→ Problem description: Without the pictures, repeat the listing character for character.

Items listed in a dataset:
● ● ● ●
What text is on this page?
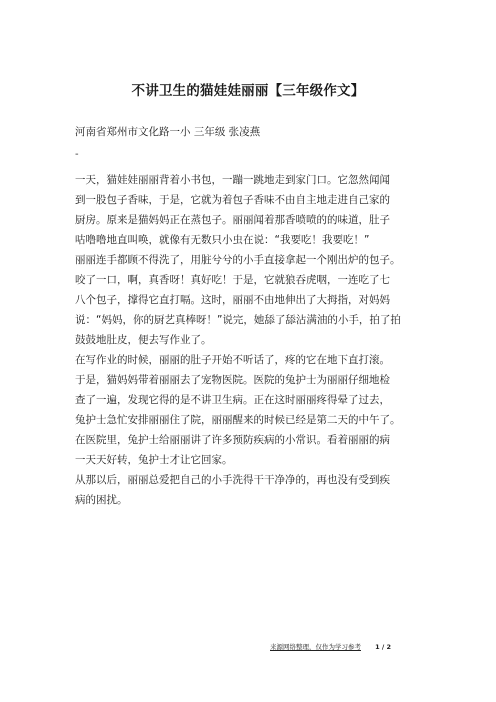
不讲卫生的猫娃娃丽丽【三年级作文】
河南省郑州市文化路一小 三年级 张凌燕
-
一天，猫娃娃丽丽背着小书包，一蹦一跳地走到家门口。它忽然闻闻
到一股包子香味，于是，它就为着包子香味不由自主地走进自己家的
厨房。原来是猫妈妈正在蒸包子。丽丽闻着那香喷喷的的味道，肚子
咕噜噜地直叫唤，就像有无数只小虫在说：“我要吃！我要吃！”
丽丽连手都顾不得洗了，用脏兮兮的小手直接拿起一个刚出炉的包子。
咬了一口，啊，真香呀！真好吃！于是，它就狼吞虎咽，一连吃了七
八个包子，撑得它直打嗝。这时，丽丽不由地伸出了大拇指，对妈妈
说：“妈妈，你的厨艺真棒呀！”说完，她舔了舔沾满油的小手，拍了拍
鼓鼓地肚皮，便去写作业了。
在写作业的时候，丽丽的肚子开始不听话了，疼的它在地下直打滚。
于是，猫妈妈带着丽丽去了宠物医院。医院的兔护士为丽丽仔细地检
查了一遍，发现它得的是不讲卫生病。正在这时丽丽疼得晕了过去，
兔护士急忙安排丽丽住了院，丽丽醒来的时候已经是第二天的中午了。
在医院里，兔护士给丽丽讲了许多预防疾病的小常识。看着丽丽的病
一天天好转，兔护士才让它回家。
从那以后，丽丽总爱把自己的小手洗得干干净净的，再也没有受到疾
病的困扰。
来源网络整理，仅作为学习参考 1 / 2
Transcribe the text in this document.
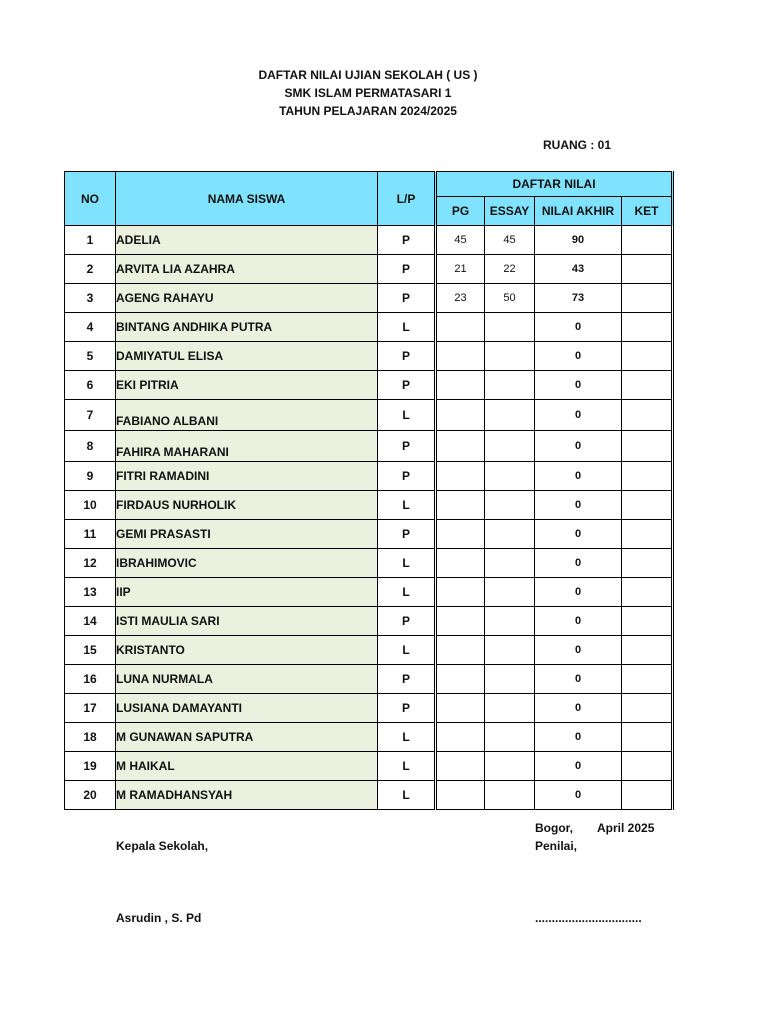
DAFTAR NILAI UJIAN SEKOLAH ( US )
SMK ISLAM PERMATASARI 1
TAHUN PELAJARAN 2024/2025
RUANG : 01
NO	NAMA SISWA	L/P	DAFTAR NILAI			
			PG	ESSAY	NILAI AKHIR	KET
1	ADELIA	P	45	45	90	
2	ARVITA LIA AZAHRA	P	21	22	43	
3	AGENG RAHAYU	P	23	50	73	
4	BINTANG ANDHIKA PUTRA	L			0	
5	DAMIYATUL ELISA	P			0	
6	EKI PITRIA	P			0	
7	FABIANO ALBANI	L			0	
8	FAHIRA MAHARANI	P			0	
9	FITRI RAMADINI	P			0	
10	FIRDAUS NURHOLIK	L			0	
11	GEMI PRASASTI	P			0	
12	IBRAHIMOVIC	L			0	
13	IIP	L			0	
14	ISTI MAULIA SARI	P			0	
15	KRISTANTO	L			0	
16	LUNA NURMALA	P			0	
17	LUSIANA DAMAYANTI	P			0	
18	M GUNAWAN SAPUTRA	L			0	
19	M HAIKAL	L			0	
20	M RAMADHANSYAH	L			0	
Bogor, April 2025
Kepala Sekolah,	Penilai,
Asrudin , S. Pd	................................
● ● ● ●
→ The answer:
What text is on this page?
不讲卫生的猫娃娃丽丽【三年级作文】
河南省郑州市文化路一小 三年级 张凌燕
-
一天，猫娃娃丽丽背着小书包，一蹦一跳地走到家门口。它忽然闻闻
到一股包子香味，于是，它就为着包子香味不由自主地走进自己家的
厨房。原来是猫妈妈正在蒸包子。丽丽闻着那香喷喷的的味道，肚子
咕噜噜地直叫唤，就像有无数只小虫在说：“我要吃！我要吃！”
丽丽连手都顾不得洗了，用脏兮兮的小手直接拿起一个刚出炉的包子。
咬了一口，啊，真香呀！真好吃！于是，它就狼吞虎咽，一连吃了七
八个包子，撑得它直打嗝。这时，丽丽不由地伸出了大拇指，对妈妈
说：“妈妈，你的厨艺真棒呀！”说完，她舔了舔沾满油的小手，拍了拍
鼓鼓地肚皮，便去写作业了。
在写作业的时候，丽丽的肚子开始不听话了，疼的它在地下直打滚。
于是，猫妈妈带着丽丽去了宠物医院。医院的兔护士为丽丽仔细地检
查了一遍，发现它得的是不讲卫生病。正在这时丽丽疼得晕了过去，
兔护士急忙安排丽丽住了院，丽丽醒来的时候已经是第二天的中午了。
在医院里，兔护士给丽丽讲了许多预防疾病的小常识。看着丽丽的病
一天天好转，兔护士才让它回家。
从那以后，丽丽总爱把自己的小手洗得干干净净的，再也没有受到疾
病的困扰。
来源网络整理，仅作为学习参考 1 / 2
Transcribe the text in this document.
DAFTAR NILAI UJIAN SEKOLAH ( US )
SMK ISLAM PERMATASARI 1
TAHUN PELAJARAN 2024/2025
RUANG : 01
NO	NAMA SISWA	L/P	DAFTAR NILAI			
			PG	ESSAY	NILAI AKHIR	KET
1	ADELIA	P	45	45	90	
2	ARVITA LIA AZAHRA	P	21	22	43	
3	AGENG RAHAYU	P	23	50	73	
4	BINTANG ANDHIKA PUTRA	L			0	
5	DAMIYATUL ELISA	P			0	
6	EKI PITRIA	P			0	
7	FABIANO ALBANI	L			0	
8	FAHIRA MAHARANI	P			0	
9	FITRI RAMADINI	P			0	
10	FIRDAUS NURHOLIK	L			0	
11	GEMI PRASASTI	P			0	
12	IBRAHIMOVIC	L			0	
13	IIP	L			0	
14	ISTI MAULIA SARI	P			0	
15	KRISTANTO	L			0	
16	LUNA NURMALA	P			0	
17	LUSIANA DAMAYANTI	P			0	
18	M GUNAWAN SAPUTRA	L			0	
19	M HAIKAL	L			0	
20	M RAMADHANSYAH	L			0	
Bogor, April 2025
Kepala Sekolah,	Penilai,
Asrudin , S. Pd	................................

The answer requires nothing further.